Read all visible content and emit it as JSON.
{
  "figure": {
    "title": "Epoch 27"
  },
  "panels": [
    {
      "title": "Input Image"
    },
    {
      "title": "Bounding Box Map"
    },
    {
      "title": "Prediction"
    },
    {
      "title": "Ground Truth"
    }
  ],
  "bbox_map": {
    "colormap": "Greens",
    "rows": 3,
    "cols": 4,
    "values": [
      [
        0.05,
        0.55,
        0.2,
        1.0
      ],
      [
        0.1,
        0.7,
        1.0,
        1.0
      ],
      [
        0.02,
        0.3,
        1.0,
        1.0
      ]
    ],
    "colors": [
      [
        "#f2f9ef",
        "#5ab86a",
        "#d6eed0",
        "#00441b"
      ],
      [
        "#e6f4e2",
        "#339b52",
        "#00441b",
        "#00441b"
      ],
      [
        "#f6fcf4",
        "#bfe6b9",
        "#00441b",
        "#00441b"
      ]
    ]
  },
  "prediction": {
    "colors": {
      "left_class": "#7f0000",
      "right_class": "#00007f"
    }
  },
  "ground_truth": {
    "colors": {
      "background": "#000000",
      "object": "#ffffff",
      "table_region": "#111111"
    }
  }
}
--
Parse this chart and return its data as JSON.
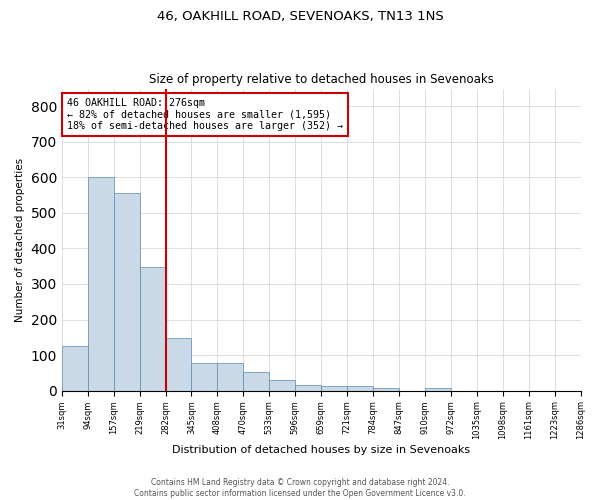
--
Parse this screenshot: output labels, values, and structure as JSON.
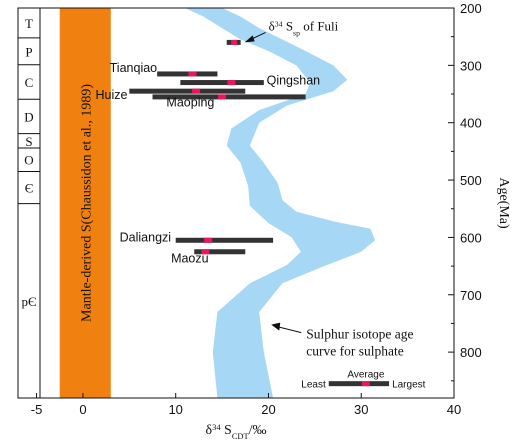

Exercise prompt: Using the listing above, pull out all lines that hold the word "Parse".

Result of the task:
Parse this chart and return its data as JSON.
Parse this screenshot: output labels, values, and structure as JSON.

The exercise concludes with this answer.